Collected data:

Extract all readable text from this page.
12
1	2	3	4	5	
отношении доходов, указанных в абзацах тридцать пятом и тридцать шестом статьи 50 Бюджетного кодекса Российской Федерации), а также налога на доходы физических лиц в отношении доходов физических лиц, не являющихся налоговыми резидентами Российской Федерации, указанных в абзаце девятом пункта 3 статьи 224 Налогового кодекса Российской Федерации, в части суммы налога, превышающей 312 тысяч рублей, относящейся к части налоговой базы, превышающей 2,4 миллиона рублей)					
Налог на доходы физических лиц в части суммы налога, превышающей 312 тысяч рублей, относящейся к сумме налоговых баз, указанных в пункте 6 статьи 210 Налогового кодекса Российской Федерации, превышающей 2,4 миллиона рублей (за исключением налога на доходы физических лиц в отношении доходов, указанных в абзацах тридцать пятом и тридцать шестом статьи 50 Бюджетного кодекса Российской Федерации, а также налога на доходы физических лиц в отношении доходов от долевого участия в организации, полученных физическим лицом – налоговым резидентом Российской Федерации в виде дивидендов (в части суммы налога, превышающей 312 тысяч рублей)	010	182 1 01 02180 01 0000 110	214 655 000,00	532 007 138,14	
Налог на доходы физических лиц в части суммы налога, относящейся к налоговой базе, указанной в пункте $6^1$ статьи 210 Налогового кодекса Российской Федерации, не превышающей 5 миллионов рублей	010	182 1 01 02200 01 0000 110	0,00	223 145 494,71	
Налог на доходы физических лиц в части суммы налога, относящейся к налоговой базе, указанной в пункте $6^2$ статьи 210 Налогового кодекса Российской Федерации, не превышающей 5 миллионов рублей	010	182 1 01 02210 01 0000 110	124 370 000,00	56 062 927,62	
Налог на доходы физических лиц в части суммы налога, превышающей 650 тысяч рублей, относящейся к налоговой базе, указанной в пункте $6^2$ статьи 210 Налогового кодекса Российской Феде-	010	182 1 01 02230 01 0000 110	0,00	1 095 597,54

Stated goal: Transcribe each entry exactly.

Exercise answer:
Extract all readable text from this page.
12
1	2	3	4	5	
отношении доходов, указанных в абзацах тридцать пятом и тридцать шестом статьи 50 Бюджетного кодекса Российской Федерации), а также налога на доходы физических лиц в отношении доходов физических лиц, не являющихся налоговыми резидентами Российской Федерации, указанных в абзаце девятом пункта 3 статьи 224 Налогового кодекса Российской Федерации, в части суммы налога, превышающей 312 тысяч рублей, относящейся к части налоговой базы, превышающей 2,4 миллиона рублей)					
Налог на доходы физических лиц в части суммы налога, превышающей 312 тысяч рублей, относящейся к сумме налоговых баз, указанных в пункте 6 статьи 210 Налогового кодекса Российской Федерации, превышающей 2,4 миллиона рублей (за исключением налога на доходы физических лиц в отношении доходов, указанных в абзацах тридцать пятом и тридцать шестом статьи 50 Бюджетного кодекса Российской Федерации, а также налога на доходы физических лиц в отношении доходов от долевого участия в организации, полученных физическим лицом – налоговым резидентом Российской Федерации в виде дивидендов (в части суммы налога, превышающей 312 тысяч рублей)	010	182 1 01 02180 01 0000 110	214 655 000,00	532 007 138,14	
Налог на доходы физических лиц в части суммы налога, относящейся к налоговой базе, указанной в пункте $6^1$ статьи 210 Налогового кодекса Российской Федерации, не превышающей 5 миллионов рублей	010	182 1 01 02200 01 0000 110	0,00	223 145 494,71	
Налог на доходы физических лиц в части суммы налога, относящейся к налоговой базе, указанной в пункте $6^2$ статьи 210 Налогового кодекса Российской Федерации, не превышающей 5 миллионов рублей	010	182 1 01 02210 01 0000 110	124 370 000,00	56 062 927,62	
Налог на доходы физических лиц в части суммы налога, превышающей 650 тысяч рублей, относящейся к налоговой базе, указанной в пункте $6^2$ статьи 210 Налогового кодекса Российской Феде-	010	182 1 01 02230 01 0000 110	0,00	1 095 597,54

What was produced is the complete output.